Stored data:
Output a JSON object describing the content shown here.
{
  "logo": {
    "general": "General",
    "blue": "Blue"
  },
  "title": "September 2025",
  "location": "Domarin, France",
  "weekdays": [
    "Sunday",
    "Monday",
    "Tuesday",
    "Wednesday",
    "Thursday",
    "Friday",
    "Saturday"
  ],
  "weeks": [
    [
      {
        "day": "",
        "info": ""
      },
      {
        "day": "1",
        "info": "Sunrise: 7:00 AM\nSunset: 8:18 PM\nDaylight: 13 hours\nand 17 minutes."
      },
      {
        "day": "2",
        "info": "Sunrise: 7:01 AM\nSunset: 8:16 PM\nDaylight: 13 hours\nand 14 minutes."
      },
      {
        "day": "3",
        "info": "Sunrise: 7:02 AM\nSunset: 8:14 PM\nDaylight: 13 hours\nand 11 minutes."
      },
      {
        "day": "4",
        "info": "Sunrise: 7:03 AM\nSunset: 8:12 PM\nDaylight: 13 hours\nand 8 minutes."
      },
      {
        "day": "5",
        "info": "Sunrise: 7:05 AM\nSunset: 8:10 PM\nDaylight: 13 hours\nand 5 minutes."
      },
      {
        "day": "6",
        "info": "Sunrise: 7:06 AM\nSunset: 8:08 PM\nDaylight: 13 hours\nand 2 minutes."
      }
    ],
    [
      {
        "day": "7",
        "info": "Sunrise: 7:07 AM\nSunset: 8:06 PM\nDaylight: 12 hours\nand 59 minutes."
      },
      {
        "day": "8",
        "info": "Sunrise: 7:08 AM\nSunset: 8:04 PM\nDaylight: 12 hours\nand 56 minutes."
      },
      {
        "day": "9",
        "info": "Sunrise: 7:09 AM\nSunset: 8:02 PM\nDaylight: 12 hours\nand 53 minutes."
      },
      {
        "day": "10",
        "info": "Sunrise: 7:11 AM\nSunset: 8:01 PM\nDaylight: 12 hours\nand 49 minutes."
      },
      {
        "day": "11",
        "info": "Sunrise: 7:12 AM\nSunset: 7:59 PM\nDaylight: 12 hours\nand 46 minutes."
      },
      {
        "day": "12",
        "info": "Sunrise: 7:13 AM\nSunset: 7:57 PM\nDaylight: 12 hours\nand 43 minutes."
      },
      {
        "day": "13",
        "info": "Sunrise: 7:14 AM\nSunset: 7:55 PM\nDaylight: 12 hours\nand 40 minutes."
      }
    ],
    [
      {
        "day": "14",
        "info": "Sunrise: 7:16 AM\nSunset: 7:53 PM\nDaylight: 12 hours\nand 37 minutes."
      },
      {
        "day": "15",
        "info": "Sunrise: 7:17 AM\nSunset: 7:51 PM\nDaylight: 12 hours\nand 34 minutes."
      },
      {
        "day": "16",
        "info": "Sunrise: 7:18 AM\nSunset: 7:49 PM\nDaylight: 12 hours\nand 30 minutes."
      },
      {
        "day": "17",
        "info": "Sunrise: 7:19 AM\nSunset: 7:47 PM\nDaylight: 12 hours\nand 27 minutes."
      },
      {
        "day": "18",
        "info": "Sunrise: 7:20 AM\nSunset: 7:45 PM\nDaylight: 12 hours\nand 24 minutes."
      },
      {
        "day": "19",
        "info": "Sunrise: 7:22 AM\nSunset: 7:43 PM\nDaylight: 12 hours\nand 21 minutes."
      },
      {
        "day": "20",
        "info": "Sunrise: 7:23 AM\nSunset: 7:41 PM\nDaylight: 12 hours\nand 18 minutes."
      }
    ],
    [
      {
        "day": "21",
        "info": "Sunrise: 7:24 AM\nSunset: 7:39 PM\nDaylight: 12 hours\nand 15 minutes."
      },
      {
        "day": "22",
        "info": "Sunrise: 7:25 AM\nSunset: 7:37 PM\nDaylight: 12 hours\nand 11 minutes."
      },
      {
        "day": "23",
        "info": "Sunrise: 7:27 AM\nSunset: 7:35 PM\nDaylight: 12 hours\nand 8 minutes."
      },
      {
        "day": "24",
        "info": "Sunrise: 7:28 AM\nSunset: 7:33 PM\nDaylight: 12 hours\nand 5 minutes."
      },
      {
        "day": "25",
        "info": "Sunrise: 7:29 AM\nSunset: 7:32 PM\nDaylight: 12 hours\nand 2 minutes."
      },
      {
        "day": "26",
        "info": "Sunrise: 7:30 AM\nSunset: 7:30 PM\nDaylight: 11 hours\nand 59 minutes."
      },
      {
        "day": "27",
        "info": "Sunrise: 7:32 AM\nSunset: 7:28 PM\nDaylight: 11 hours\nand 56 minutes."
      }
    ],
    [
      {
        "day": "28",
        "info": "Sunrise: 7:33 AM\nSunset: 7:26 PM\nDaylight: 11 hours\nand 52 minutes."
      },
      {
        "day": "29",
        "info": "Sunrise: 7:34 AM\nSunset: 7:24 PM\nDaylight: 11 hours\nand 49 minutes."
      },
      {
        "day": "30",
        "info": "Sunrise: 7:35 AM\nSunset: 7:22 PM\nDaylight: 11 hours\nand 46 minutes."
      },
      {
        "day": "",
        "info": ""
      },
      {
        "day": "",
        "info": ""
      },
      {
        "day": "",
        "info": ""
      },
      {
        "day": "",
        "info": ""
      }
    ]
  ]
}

• **Request**
Please output the complete data exactly.

• **Expected output**
Output a JSON object describing the content shown here.
{
  "logo": {
    "general": "General",
    "blue": "Blue"
  },
  "title": "September 2025",
  "location": "Domarin, France",
  "weekdays": [
    "Sunday",
    "Monday",
    "Tuesday",
    "Wednesday",
    "Thursday",
    "Friday",
    "Saturday"
  ],
  "weeks": [
    [
      {
        "day": "",
        "info": ""
      },
      {
        "day": "1",
        "info": "Sunrise: 7:00 AM\nSunset: 8:18 PM\nDaylight: 13 hours\nand 17 minutes."
      },
      {
        "day": "2",
        "info": "Sunrise: 7:01 AM\nSunset: 8:16 PM\nDaylight: 13 hours\nand 14 minutes."
      },
      {
        "day": "3",
        "info": "Sunrise: 7:02 AM\nSunset: 8:14 PM\nDaylight: 13 hours\nand 11 minutes."
      },
      {
        "day": "4",
        "info": "Sunrise: 7:03 AM\nSunset: 8:12 PM\nDaylight: 13 hours\nand 8 minutes."
      },
      {
        "day": "5",
        "info": "Sunrise: 7:05 AM\nSunset: 8:10 PM\nDaylight: 13 hours\nand 5 minutes."
      },
      {
        "day": "6",
        "info": "Sunrise: 7:06 AM\nSunset: 8:08 PM\nDaylight: 13 hours\nand 2 minutes."
      }
    ],
    [
      {
        "day": "7",
        "info": "Sunrise: 7:07 AM\nSunset: 8:06 PM\nDaylight: 12 hours\nand 59 minutes."
      },
      {
        "day": "8",
        "info": "Sunrise: 7:08 AM\nSunset: 8:04 PM\nDaylight: 12 hours\nand 56 minutes."
      },
      {
        "day": "9",
        "info": "Sunrise: 7:09 AM\nSunset: 8:02 PM\nDaylight: 12 hours\nand 53 minutes."
      },
      {
        "day": "10",
        "info": "Sunrise: 7:11 AM\nSunset: 8:01 PM\nDaylight: 12 hours\nand 49 minutes."
      },
      {
        "day": "11",
        "info": "Sunrise: 7:12 AM\nSunset: 7:59 PM\nDaylight: 12 hours\nand 46 minutes."
      },
      {
        "day": "12",
        "info": "Sunrise: 7:13 AM\nSunset: 7:57 PM\nDaylight: 12 hours\nand 43 minutes."
      },
      {
        "day": "13",
        "info": "Sunrise: 7:14 AM\nSunset: 7:55 PM\nDaylight: 12 hours\nand 40 minutes."
      }
    ],
    [
      {
        "day": "14",
        "info": "Sunrise: 7:16 AM\nSunset: 7:53 PM\nDaylight: 12 hours\nand 37 minutes."
      },
      {
        "day": "15",
        "info": "Sunrise: 7:17 AM\nSunset: 7:51 PM\nDaylight: 12 hours\nand 34 minutes."
      },
      {
        "day": "16",
        "info": "Sunrise: 7:18 AM\nSunset: 7:49 PM\nDaylight: 12 hours\nand 30 minutes."
      },
      {
        "day": "17",
        "info": "Sunrise: 7:19 AM\nSunset: 7:47 PM\nDaylight: 12 hours\nand 27 minutes."
      },
      {
        "day": "18",
        "info": "Sunrise: 7:20 AM\nSunset: 7:45 PM\nDaylight: 12 hours\nand 24 minutes."
      },
      {
        "day": "19",
        "info": "Sunrise: 7:22 AM\nSunset: 7:43 PM\nDaylight: 12 hours\nand 21 minutes."
      },
      {
        "day": "20",
        "info": "Sunrise: 7:23 AM\nSunset: 7:41 PM\nDaylight: 12 hours\nand 18 minutes."
      }
    ],
    [
      {
        "day": "21",
        "info": "Sunrise: 7:24 AM\nSunset: 7:39 PM\nDaylight: 12 hours\nand 15 minutes."
      },
      {
        "day": "22",
        "info": "Sunrise: 7:25 AM\nSunset: 7:37 PM\nDaylight: 12 hours\nand 11 minutes."
      },
      {
        "day": "23",
        "info": "Sunrise: 7:27 AM\nSunset: 7:35 PM\nDaylight: 12 hours\nand 8 minutes."
      },
      {
        "day": "24",
        "info": "Sunrise: 7:28 AM\nSunset: 7:33 PM\nDaylight: 12 hours\nand 5 minutes."
      },
      {
        "day": "25",
        "info": "Sunrise: 7:29 AM\nSunset: 7:32 PM\nDaylight: 12 hours\nand 2 minutes."
      },
      {
        "day": "26",
        "info": "Sunrise: 7:30 AM\nSunset: 7:30 PM\nDaylight: 11 hours\nand 59 minutes."
      },
      {
        "day": "27",
        "info": "Sunrise: 7:32 AM\nSunset: 7:28 PM\nDaylight: 11 hours\nand 56 minutes."
      }
    ],
    [
      {
        "day": "28",
        "info": "Sunrise: 7:33 AM\nSunset: 7:26 PM\nDaylight: 11 hours\nand 52 minutes."
      },
      {
        "day": "29",
        "info": "Sunrise: 7:34 AM\nSunset: 7:24 PM\nDaylight: 11 hours\nand 49 minutes."
      },
      {
        "day": "30",
        "info": "Sunrise: 7:35 AM\nSunset: 7:22 PM\nDaylight: 11 hours\nand 46 minutes."
      },
      {
        "day": "",
        "info": ""
      },
      {
        "day": "",
        "info": ""
      },
      {
        "day": "",
        "info": ""
      },
      {
        "day": "",
        "info": ""
      }
    ]
  ]
}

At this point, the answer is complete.